**GIVEN REQUEST**
Return the entries below verbatim. Pictures stay out.

Saved entries:
######

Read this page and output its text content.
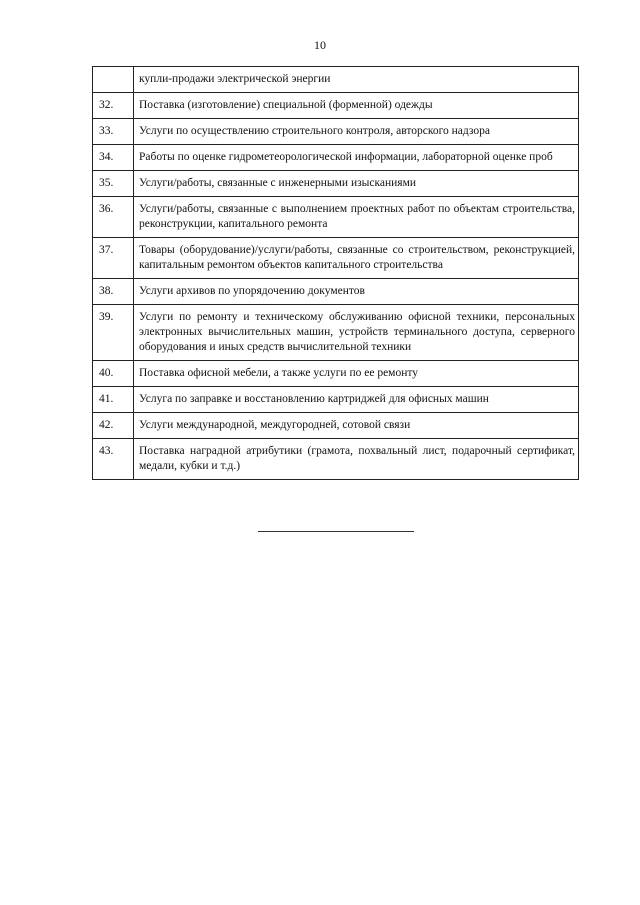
10
	купли-продажи электрической энергии
32.	Поставка (изготовление) специальной (форменной) одежды
33.	Услуги по осуществлению строительного контроля, авторского надзора
34.	Работы по оценке гидрометеорологической информации, лабораторной оценке проб
35.	Услуги/работы, связанные с инженерными изысканиями
36.	Услуги/работы, связанные с выполнением проектных работ по объектам строительства, реконструкции, капитального ремонта
37.	Товары (оборудование)/услуги/работы, связанные со строительством, реконструкцией, капитальным ремонтом объектов капитального строительства
38.	Услуги архивов по упорядочению документов
39.	Услуги по ремонту и техническому обслуживанию офисной техники, персональных электронных вычислительных машин, устройств терминального доступа, серверного оборудования и иных средств вычислительной техники
40.	Поставка офисной мебели, а также услуги по ее ремонту
41.	Услуга по заправке и восстановлению картриджей для офисных машин
42.	Услуги международной, междугородней, сотовой связи
43.	Поставка наградной атрибутики (грамота, похвальный лист, подарочный сертификат, медали, кубки и т.д.)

######

**FINAL RESULT**
Read this page and output its text content.
10
	купли-продажи электрической энергии
32.	Поставка (изготовление) специальной (форменной) одежды
33.	Услуги по осуществлению строительного контроля, авторского надзора
34.	Работы по оценке гидрометеорологической информации, лабораторной оценке проб
35.	Услуги/работы, связанные с инженерными изысканиями
36.	Услуги/работы, связанные с выполнением проектных работ по объектам строительства, реконструкции, капитального ремонта
37.	Товары (оборудование)/услуги/работы, связанные со строительством, реконструкцией, капитальным ремонтом объектов капитального строительства
38.	Услуги архивов по упорядочению документов
39.	Услуги по ремонту и техническому обслуживанию офисной техники, персональных электронных вычислительных машин, устройств терминального доступа, серверного оборудования и иных средств вычислительной техники
40.	Поставка офисной мебели, а также услуги по ее ремонту
41.	Услуга по заправке и восстановлению картриджей для офисных машин
42.	Услуги международной, междугородней, сотовой связи
43.	Поставка наградной атрибутики (грамота, похвальный лист, подарочный сертификат, медали, кубки и т.д.)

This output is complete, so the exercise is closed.